### Passage provided
Lowest criminal court of Hong Kong

The magistrates' courts (in case citations, HKMagC) are the lowest tier of criminal courts in Hong Kong. They have criminal jurisdiction over a wide range of offences, and in general these offences must only constitute two years' imprisonment or a fine of HK$100,000; in certain circumstances, sentences of three years may be imposed. Their jurisdiction and sentencing powers are set out in the Magistrates Ordinance (Cap. 227).

The hierarchy of the Hong Kong judiciary from high to low is: the Court of Final Appeal, the High Court (consisting of the upper Court of Appeal and the lower Court of First Instance), the District Court, and magistrates' courts.

All criminal proceedings must begin in the magistrates' courts; the Secretary for Justice may transfer cases to either the District Court or the Court of First Instance depending on the seriousness of the crime. Summary offences can only be tried in a magistrates' court, while indictable-only and either-way offences are commonly transferred to the District Court or Court of First Instance for trial. The magistrates' courts are the busiest in Hong Kong, with a caseload of 379,547 in 2024.

Cases are always heard before a single magistrate, who must have qualified as a barrister or solicitor either in Hong Kong or in another common law jurisdiction and have had substantial professional experience. Defendants may be represented by a solicitor or barrister, and may seek advice from duty lawyers stationed in the courts.

== Parties and proceedings ==

=== Defence lawyers ===
Legal aid is not available for proceedings in the magistrates' courts; instead, the publicly-funded Duty Lawyer Service provides legal representation by qualified lawyers in private practice for eligible defendants.

Barristers and solicitors have equal rights of audience before the magistrates' courts. As such, solicitors can be commonly found performing advocacy duties where a barrister would otherwise be instructed.

Lawyers appearing in the magistrates' courts do not have to wear court dress, and typically appear in business attire.

=== Prosecutors ===
Cases in the magistrates' courts are prosecuted by government counsel, barristers or solicitors in private practice prosecuting on fiat, or lay "court prosecutors", who are not required to be legally qualified.

The magistrates' courts are the only courts in Hong Kong that involve the participation of lay prosecutors, known as court prosecutors, who prosecute the majority of cases in these courts. Court prosecutors were introduced in 1976 to take over the role of police inspectors in prosecuting cases before the magistrates. While court prosecutors are not required to have legal qualifications, a small number do, and all court prosecutors are required to undergo a 9-month training programme on advocacy skills, the rules of evidence, substantive law, and prosecutorial ethics. As of 2015, there were 80 court prosecutors, 31 of which had obtained a PCLL or LLB equivalent, and 6 of which were fully qualified solicitors or barristers.

== Magistrates ==

=== Appointment and retirement ===
Magistrates are judicial officers appointed by the Chief Executive on the recommendation of the Judicial Officers Recommendation Commission. Since 2019, the retirement age for magistrates is 65.

### Actions to take
[a] From the passage on Hong Kong's magistrates' courts, write out word for word the portion starting with "Lowest criminal court" and going on through "Ordinance (Cap. 227).".
[b] According to the passage on Hong Kong's magistrates' courts, in what year were court prosecutors introduced, and whose role did they take over?

### Source data
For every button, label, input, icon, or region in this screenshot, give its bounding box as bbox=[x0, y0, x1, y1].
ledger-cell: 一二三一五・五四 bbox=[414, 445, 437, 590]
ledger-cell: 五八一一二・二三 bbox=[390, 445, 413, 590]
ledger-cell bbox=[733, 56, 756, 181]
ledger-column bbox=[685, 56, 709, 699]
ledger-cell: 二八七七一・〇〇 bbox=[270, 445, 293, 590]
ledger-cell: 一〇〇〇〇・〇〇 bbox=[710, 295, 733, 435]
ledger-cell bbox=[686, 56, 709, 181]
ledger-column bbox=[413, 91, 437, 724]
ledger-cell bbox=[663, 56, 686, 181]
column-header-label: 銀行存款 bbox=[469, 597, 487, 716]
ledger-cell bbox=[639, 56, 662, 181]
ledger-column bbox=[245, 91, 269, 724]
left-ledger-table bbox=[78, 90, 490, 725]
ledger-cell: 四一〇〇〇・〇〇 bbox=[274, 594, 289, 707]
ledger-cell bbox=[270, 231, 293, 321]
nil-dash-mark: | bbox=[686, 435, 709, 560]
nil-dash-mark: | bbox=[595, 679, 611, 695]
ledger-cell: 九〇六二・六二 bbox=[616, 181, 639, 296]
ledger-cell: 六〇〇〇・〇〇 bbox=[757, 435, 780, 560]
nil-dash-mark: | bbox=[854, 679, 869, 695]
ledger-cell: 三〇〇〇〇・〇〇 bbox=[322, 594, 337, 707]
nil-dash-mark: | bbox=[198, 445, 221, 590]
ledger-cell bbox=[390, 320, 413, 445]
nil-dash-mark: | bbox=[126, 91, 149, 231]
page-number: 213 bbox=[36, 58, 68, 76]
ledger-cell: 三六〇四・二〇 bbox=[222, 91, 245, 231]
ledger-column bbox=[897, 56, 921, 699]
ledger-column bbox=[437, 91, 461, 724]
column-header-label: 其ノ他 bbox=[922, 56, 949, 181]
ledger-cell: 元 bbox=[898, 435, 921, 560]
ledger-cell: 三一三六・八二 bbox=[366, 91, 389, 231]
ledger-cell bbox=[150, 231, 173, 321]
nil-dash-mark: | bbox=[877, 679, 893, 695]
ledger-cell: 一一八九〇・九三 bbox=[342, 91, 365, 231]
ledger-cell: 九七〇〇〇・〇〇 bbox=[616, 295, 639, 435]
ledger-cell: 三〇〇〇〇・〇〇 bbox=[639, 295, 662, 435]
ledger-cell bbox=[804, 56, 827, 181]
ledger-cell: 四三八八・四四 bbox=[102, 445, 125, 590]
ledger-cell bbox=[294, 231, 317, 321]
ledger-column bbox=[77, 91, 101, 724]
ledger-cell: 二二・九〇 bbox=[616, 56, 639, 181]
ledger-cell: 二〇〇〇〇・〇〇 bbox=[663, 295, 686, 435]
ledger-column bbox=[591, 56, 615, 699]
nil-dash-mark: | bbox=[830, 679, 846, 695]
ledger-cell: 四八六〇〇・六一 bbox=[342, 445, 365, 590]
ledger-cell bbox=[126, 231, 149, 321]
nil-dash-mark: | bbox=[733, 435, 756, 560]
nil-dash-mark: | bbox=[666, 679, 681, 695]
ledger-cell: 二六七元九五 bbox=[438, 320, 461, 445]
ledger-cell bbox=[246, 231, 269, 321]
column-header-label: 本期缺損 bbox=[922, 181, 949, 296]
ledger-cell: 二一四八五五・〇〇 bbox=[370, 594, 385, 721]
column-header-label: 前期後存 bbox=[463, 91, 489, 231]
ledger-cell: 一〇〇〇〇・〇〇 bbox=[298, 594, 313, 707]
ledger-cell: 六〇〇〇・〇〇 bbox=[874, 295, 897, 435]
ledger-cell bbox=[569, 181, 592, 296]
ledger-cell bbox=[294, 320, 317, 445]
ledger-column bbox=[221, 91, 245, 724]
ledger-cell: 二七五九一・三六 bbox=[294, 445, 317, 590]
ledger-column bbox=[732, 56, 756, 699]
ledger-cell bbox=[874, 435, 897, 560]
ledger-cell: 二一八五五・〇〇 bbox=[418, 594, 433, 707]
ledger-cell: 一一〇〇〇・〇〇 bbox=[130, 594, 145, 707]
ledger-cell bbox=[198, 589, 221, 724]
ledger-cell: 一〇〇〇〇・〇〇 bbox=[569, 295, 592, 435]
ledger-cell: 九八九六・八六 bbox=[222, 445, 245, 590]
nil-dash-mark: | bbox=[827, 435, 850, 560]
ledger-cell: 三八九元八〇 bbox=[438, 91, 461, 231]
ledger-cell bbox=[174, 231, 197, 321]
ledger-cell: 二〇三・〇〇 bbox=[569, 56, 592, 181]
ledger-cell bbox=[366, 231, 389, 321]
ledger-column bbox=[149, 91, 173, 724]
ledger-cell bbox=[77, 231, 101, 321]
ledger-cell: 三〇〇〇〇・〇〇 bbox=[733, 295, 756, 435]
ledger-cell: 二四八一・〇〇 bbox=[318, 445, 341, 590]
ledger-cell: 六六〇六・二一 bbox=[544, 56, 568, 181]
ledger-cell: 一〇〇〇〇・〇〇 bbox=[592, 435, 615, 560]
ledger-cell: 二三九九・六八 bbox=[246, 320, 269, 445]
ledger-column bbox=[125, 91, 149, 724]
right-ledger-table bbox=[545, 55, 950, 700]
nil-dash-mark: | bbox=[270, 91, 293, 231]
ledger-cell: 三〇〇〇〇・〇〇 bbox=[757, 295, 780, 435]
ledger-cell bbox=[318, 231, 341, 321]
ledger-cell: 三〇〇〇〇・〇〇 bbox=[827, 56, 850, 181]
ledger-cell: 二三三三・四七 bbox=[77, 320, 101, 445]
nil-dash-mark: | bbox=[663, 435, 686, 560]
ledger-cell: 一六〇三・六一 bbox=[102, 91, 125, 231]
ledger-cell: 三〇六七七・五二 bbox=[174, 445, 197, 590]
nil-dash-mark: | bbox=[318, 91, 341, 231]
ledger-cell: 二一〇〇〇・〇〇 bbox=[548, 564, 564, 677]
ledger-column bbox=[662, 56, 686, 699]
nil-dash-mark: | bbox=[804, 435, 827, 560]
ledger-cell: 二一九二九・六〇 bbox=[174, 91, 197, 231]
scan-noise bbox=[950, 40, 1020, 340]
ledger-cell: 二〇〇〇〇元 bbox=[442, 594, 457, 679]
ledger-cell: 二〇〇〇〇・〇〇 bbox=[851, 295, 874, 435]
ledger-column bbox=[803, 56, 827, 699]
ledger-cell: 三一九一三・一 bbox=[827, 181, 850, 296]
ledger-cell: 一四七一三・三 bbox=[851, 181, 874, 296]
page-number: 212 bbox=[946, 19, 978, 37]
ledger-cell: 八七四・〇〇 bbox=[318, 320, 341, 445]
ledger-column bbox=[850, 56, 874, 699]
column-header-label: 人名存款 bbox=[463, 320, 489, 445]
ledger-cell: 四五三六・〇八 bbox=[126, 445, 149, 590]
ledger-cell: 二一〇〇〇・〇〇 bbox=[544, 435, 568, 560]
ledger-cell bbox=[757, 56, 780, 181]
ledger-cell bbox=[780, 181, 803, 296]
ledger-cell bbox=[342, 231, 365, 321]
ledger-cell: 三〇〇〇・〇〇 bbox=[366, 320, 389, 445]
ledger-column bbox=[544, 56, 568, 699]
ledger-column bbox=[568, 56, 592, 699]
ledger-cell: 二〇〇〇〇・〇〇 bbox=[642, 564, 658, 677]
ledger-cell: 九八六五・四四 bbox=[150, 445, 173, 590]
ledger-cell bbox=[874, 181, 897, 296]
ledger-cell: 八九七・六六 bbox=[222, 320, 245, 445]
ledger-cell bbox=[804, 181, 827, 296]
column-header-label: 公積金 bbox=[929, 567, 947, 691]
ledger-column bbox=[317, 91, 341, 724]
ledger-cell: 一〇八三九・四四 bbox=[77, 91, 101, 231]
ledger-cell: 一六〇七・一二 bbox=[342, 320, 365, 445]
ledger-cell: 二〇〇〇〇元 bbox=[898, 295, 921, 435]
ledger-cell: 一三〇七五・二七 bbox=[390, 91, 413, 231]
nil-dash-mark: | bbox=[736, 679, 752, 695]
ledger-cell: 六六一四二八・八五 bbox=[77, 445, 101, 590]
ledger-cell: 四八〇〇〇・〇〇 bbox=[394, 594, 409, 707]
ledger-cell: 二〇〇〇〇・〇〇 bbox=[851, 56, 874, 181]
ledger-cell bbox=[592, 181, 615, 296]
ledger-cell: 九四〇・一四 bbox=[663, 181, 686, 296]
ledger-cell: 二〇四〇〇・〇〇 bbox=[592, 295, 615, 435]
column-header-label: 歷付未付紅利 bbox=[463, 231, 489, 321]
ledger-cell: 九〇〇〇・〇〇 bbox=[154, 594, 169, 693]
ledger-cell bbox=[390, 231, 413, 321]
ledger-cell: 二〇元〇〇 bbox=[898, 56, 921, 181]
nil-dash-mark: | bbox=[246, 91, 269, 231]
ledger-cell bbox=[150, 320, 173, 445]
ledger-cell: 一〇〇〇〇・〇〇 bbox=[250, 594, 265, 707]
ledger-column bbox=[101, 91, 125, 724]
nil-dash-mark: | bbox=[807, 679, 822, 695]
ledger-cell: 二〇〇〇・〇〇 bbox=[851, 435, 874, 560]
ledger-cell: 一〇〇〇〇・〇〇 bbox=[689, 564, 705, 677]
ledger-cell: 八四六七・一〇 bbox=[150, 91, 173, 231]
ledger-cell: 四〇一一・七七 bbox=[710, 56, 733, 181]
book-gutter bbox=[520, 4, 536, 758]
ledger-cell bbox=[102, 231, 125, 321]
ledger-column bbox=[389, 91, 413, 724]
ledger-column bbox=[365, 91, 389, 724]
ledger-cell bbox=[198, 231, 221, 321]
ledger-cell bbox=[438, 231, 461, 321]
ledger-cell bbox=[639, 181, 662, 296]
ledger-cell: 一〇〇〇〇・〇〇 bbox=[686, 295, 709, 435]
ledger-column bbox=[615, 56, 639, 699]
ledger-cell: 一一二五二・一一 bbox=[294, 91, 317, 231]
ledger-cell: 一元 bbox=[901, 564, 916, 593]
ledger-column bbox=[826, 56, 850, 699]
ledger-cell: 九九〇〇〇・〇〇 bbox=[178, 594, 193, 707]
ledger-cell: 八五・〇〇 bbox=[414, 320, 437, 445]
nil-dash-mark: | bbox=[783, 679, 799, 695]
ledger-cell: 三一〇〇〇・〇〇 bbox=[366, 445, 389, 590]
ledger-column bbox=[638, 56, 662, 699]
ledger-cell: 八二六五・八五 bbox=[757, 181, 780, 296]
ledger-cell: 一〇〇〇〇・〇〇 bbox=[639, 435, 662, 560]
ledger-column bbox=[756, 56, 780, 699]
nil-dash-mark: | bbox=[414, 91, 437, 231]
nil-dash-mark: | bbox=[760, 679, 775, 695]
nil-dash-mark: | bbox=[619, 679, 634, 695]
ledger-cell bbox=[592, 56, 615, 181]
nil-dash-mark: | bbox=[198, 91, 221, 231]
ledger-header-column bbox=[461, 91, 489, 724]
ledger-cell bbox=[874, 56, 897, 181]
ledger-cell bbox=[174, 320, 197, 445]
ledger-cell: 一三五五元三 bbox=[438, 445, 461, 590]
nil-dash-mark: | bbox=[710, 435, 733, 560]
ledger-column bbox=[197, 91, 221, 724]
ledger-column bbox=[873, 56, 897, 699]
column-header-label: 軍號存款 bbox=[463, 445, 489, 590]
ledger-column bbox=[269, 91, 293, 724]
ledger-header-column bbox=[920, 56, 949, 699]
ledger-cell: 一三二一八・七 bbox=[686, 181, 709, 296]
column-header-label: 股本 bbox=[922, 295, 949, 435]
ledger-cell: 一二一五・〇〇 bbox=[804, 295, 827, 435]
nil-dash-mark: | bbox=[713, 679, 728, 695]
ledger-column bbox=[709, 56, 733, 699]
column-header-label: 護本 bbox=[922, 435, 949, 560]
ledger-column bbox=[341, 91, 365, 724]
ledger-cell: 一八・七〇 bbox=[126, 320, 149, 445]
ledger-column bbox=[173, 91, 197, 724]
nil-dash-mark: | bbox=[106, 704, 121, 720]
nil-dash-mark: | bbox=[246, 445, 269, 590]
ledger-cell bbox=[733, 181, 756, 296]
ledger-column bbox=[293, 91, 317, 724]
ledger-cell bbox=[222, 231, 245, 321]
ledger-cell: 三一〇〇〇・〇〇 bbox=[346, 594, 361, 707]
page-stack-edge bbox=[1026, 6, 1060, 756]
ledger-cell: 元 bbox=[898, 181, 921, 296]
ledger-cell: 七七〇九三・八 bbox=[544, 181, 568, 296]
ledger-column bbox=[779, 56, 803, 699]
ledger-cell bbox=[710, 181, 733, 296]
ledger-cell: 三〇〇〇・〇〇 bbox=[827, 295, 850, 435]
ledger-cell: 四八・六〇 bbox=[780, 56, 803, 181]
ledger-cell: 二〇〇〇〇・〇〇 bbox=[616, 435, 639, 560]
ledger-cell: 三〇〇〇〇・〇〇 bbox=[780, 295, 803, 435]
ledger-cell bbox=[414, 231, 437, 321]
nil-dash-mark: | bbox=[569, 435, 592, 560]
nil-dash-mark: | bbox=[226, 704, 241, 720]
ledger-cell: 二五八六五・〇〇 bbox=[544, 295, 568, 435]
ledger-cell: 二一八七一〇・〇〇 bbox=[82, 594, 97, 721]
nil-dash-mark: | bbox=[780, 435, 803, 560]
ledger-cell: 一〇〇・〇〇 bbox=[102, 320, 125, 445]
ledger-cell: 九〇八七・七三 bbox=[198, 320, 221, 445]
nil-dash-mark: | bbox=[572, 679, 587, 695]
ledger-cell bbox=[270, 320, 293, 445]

### Outputs in order
[a]
Lowest criminal court of Hong Kong

The magistrates' courts (in case citations, HKMagC) are the lowest tier of criminal courts in Hong Kong. They have criminal jurisdiction over a wide range of offences, and in general these offences must only constitute two years' imprisonment or a fine of HK$100,000; in certain circumstances, sentences of three years may be imposed. Their jurisdiction and sentencing powers are set out in the Magistrates Ordinance (Cap. 227).

[b] Court prosecutors were introduced in 1976 to take over the role of police inspectors in prosecuting cases before the magistrates.